- _Aim of the task_: Reproduce the full listing that appears beneath this instruction exactly.

- _Stored entries_:
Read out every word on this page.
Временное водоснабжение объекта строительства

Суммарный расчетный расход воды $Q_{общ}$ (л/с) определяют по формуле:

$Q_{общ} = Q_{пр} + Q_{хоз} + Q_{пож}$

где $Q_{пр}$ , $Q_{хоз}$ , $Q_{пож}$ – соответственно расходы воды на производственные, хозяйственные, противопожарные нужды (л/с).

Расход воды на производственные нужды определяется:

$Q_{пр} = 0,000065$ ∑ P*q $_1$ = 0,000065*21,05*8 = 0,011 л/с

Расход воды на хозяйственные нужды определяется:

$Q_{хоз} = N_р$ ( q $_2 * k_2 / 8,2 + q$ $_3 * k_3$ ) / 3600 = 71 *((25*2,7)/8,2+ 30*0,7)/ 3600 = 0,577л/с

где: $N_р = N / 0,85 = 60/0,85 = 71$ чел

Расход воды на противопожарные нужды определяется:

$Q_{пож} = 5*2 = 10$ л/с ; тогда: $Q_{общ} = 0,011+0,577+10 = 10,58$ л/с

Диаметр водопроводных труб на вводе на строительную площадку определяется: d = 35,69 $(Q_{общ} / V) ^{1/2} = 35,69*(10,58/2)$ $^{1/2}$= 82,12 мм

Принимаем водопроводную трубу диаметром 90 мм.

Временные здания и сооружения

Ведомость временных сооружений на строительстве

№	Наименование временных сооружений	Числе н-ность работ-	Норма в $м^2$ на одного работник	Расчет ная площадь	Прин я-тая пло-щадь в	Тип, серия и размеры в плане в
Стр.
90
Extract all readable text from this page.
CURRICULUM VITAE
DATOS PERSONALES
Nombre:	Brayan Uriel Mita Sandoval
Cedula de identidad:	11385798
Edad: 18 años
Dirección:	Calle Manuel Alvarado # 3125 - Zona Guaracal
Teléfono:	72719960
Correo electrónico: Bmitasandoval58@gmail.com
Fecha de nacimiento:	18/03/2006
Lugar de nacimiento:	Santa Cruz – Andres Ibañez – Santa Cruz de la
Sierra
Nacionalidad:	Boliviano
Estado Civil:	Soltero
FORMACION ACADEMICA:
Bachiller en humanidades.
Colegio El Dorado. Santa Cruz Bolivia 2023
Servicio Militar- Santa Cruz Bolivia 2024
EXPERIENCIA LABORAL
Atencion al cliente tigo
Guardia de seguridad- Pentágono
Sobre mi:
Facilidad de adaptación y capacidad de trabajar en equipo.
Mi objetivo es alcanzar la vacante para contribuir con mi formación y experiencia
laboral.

- _The output_:
Read out every word on this page.
Временное водоснабжение объекта строительства

Суммарный расчетный расход воды $Q_{общ}$ (л/с) определяют по формуле:

$Q_{общ} = Q_{пр} + Q_{хоз} + Q_{пож}$

где $Q_{пр}$ , $Q_{хоз}$ , $Q_{пож}$ – соответственно расходы воды на производственные, хозяйственные, противопожарные нужды (л/с).

Расход воды на производственные нужды определяется:

$Q_{пр} = 0,000065$ ∑ P*q $_1$ = 0,000065*21,05*8 = 0,011 л/с

Расход воды на хозяйственные нужды определяется:

$Q_{хоз} = N_р$ ( q $_2 * k_2 / 8,2 + q$ $_3 * k_3$ ) / 3600 = 71 *((25*2,7)/8,2+ 30*0,7)/ 3600 = 0,577л/с

где: $N_р = N / 0,85 = 60/0,85 = 71$ чел

Расход воды на противопожарные нужды определяется:

$Q_{пож} = 5*2 = 10$ л/с ; тогда: $Q_{общ} = 0,011+0,577+10 = 10,58$ л/с

Диаметр водопроводных труб на вводе на строительную площадку определяется: d = 35,69 $(Q_{общ} / V) ^{1/2} = 35,69*(10,58/2)$ $^{1/2}$= 82,12 мм

Принимаем водопроводную трубу диаметром 90 мм.

Временные здания и сооружения

Ведомость временных сооружений на строительстве

№	Наименование временных сооружений	Числе н-ность работ-	Норма в $м^2$ на одного работник	Расчет ная площадь	Прин я-тая пло-щадь в	Тип, серия и размеры в плане в
Стр.
90
Extract all readable text from this page.
CURRICULUM VITAE
DATOS PERSONALES
Nombre:	Brayan Uriel Mita Sandoval
Cedula de identidad:	11385798
Edad: 18 años
Dirección:	Calle Manuel Alvarado # 3125 - Zona Guaracal
Teléfono:	72719960
Correo electrónico: Bmitasandoval58@gmail.com
Fecha de nacimiento:	18/03/2006
Lugar de nacimiento:	Santa Cruz – Andres Ibañez – Santa Cruz de la
Sierra
Nacionalidad:	Boliviano
Estado Civil:	Soltero
FORMACION ACADEMICA:
Bachiller en humanidades.
Colegio El Dorado. Santa Cruz Bolivia 2023
Servicio Militar- Santa Cruz Bolivia 2024
EXPERIENCIA LABORAL
Atencion al cliente tigo
Guardia de seguridad- Pentágono
Sobre mi:
Facilidad de adaptación y capacidad de trabajar en equipo.
Mi objetivo es alcanzar la vacante para contribuir con mi formación y experiencia
laboral.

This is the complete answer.